[Data entries]
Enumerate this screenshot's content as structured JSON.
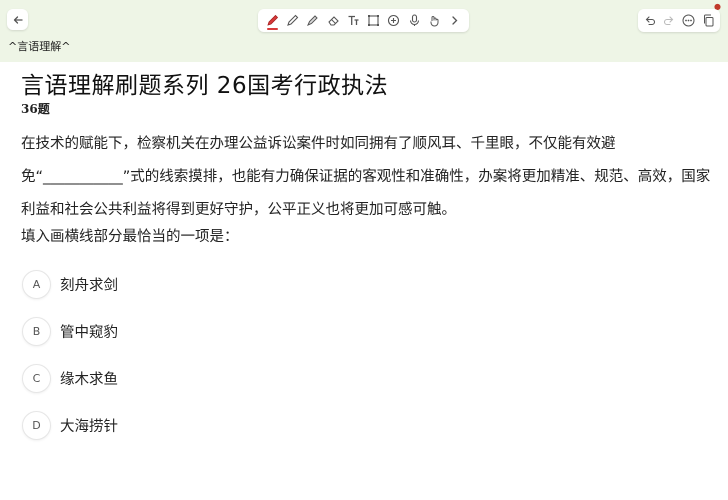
{
  "header": {
    "tab_title": "^言语理解^",
    "toolbar_icons": [
      "pen-icon",
      "pencil-icon",
      "highlighter-icon",
      "eraser-icon",
      "text-icon",
      "lasso-icon",
      "add-shape-icon",
      "microphone-icon",
      "touch-icon",
      "chevron-right-icon"
    ],
    "action_icons": [
      "undo-icon",
      "redo-icon",
      "more-icon",
      "copy-icon"
    ],
    "accent_color": "#d83a3a",
    "toolbar_bg": "#eef5e6"
  },
  "question": {
    "title": "言语理解刷题系列  26国考行政执法",
    "number": "36题",
    "stem": "在技术的赋能下，检察机关在办理公益诉讼案件时如同拥有了顺风耳、千里眼，不仅能有效避免“___________”式的线索摸排，也能有力确保证据的客观性和准确性，办案将更加精准、规范、高效，国家利益和社会公共利益将得到更好守护，公平正义也将更加可感可触。",
    "prompt": "填入画横线部分最恰当的一项是：",
    "options": [
      {
        "letter": "A",
        "text": "刻舟求剑"
      },
      {
        "letter": "B",
        "text": "管中窥豹"
      },
      {
        "letter": "C",
        "text": "缘木求鱼"
      },
      {
        "letter": "D",
        "text": "大海捞针"
      }
    ]
  }
}
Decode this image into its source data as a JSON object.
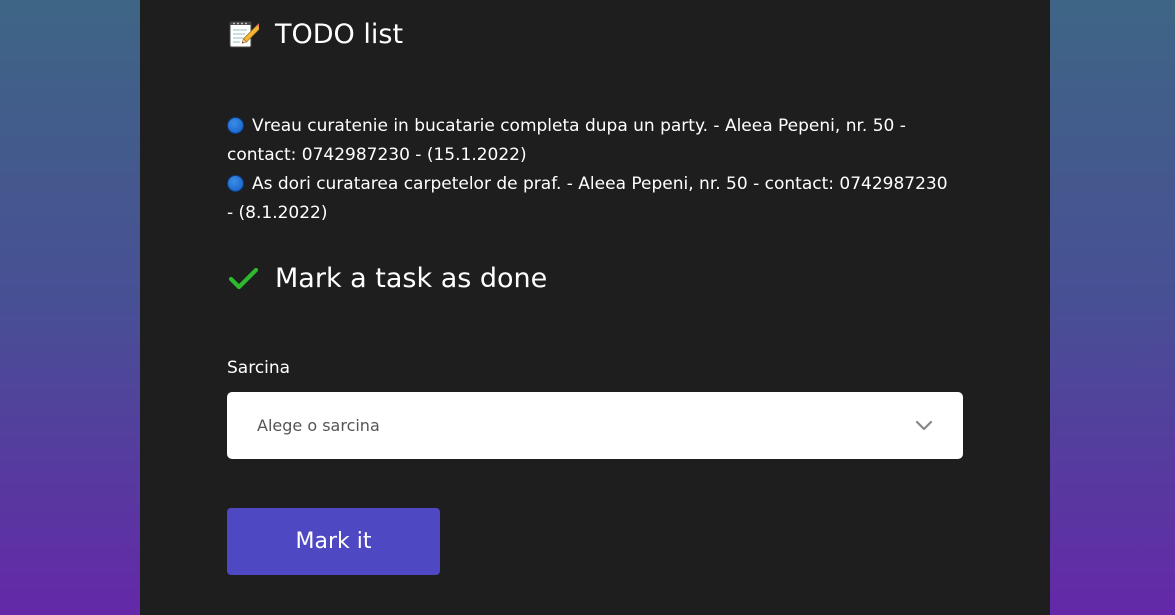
{
  "todo_section": {
    "icon": "memo-icon",
    "title": "TODO list"
  },
  "tasks": [
    {
      "icon": "blue-circle-icon",
      "text": "Vreau curatenie in bucatarie completa dupa un party. - Aleea Pepeni, nr. 50 - contact: 0742987230 - (15.1.2022)"
    },
    {
      "icon": "blue-circle-icon",
      "text": "As dori curatarea carpetelor de praf. - Aleea Pepeni, nr. 50 - contact: 0742987230 - (8.1.2022)"
    }
  ],
  "done_section": {
    "icon": "check-mark-icon",
    "title": "Mark a task as done"
  },
  "form": {
    "label": "Sarcina",
    "select_placeholder": "Alege o sarcina",
    "submit_label": "Mark it"
  },
  "colors": {
    "card_background": "#1e1e1e",
    "button_background": "#4f48c3",
    "bullet": "#1e6cd0",
    "check": "#2db82d"
  }
}
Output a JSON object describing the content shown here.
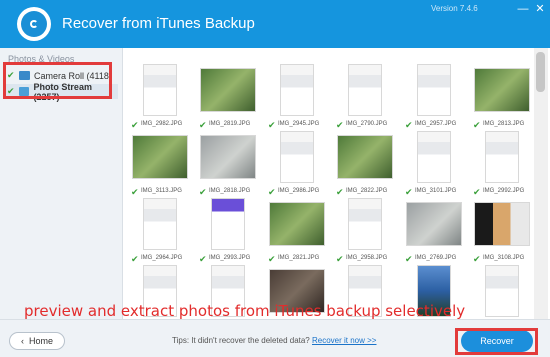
{
  "app": {
    "title": "Recover from iTunes Backup",
    "version": "Version 7.4.6"
  },
  "window_controls": {
    "minimize": "—",
    "close": "✕"
  },
  "sidebar": {
    "header": "Photos & Videos",
    "items": [
      {
        "label": "Camera Roll (4118)",
        "checked": true,
        "selected": false
      },
      {
        "label": "Photo Stream (2257)",
        "checked": true,
        "selected": true
      }
    ]
  },
  "photos": [
    {
      "name": "IMG_2982.JPG",
      "kind": "screenshot"
    },
    {
      "name": "IMG_2819.JPG",
      "kind": "photo-green"
    },
    {
      "name": "IMG_2945.JPG",
      "kind": "screenshot"
    },
    {
      "name": "IMG_2790.JPG",
      "kind": "screenshot"
    },
    {
      "name": "IMG_2957.JPG",
      "kind": "screenshot"
    },
    {
      "name": "IMG_2813.JPG",
      "kind": "photo-green"
    },
    {
      "name": "IMG_3113.JPG",
      "kind": "photo-green"
    },
    {
      "name": "IMG_2818.JPG",
      "kind": "photo-gray"
    },
    {
      "name": "IMG_2986.JPG",
      "kind": "screenshot"
    },
    {
      "name": "IMG_2822.JPG",
      "kind": "photo-green"
    },
    {
      "name": "IMG_3101.JPG",
      "kind": "screenshot"
    },
    {
      "name": "IMG_2992.JPG",
      "kind": "screenshot"
    },
    {
      "name": "IMG_2964.JPG",
      "kind": "screenshot"
    },
    {
      "name": "IMG_2993.JPG",
      "kind": "purple"
    },
    {
      "name": "IMG_2821.JPG",
      "kind": "photo-green"
    },
    {
      "name": "IMG_2958.JPG",
      "kind": "screenshot"
    },
    {
      "name": "IMG_2769.JPG",
      "kind": "photo-gray"
    },
    {
      "name": "IMG_3108.JPG",
      "kind": "phones"
    },
    {
      "name": "IMG_2983.JPG",
      "kind": "screenshot"
    },
    {
      "name": "IMG_2982.JPG",
      "kind": "screenshot"
    },
    {
      "name": "IMG_3107.JPG",
      "kind": "photo-dark"
    },
    {
      "name": "IMG_2957.JPG",
      "kind": "screenshot"
    },
    {
      "name": "IMG_2999.JPG",
      "kind": "photo-blue"
    },
    {
      "name": "IMG_2961.JPG",
      "kind": "screenshot"
    }
  ],
  "caption": "preview and extract photos from iTunes backup selectively",
  "footer": {
    "home_label": "Home",
    "tips_text": "Tips: It didn't recover the deleted data?",
    "tips_link": "Recover it now >>",
    "recover_label": "Recover"
  },
  "colors": {
    "title_bar": "#1595de",
    "accent": "#1c8fdc",
    "highlight_box": "#e23b3b",
    "check": "#3aa03a"
  }
}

YOUR INSTRUCTIONS: Copy every line in the listing above where the string "this" turns up.

WRITTEN RESPONSE:
Enumerate this screenshot's content as structured JSON.
Decode this image into its source data as a JSON object.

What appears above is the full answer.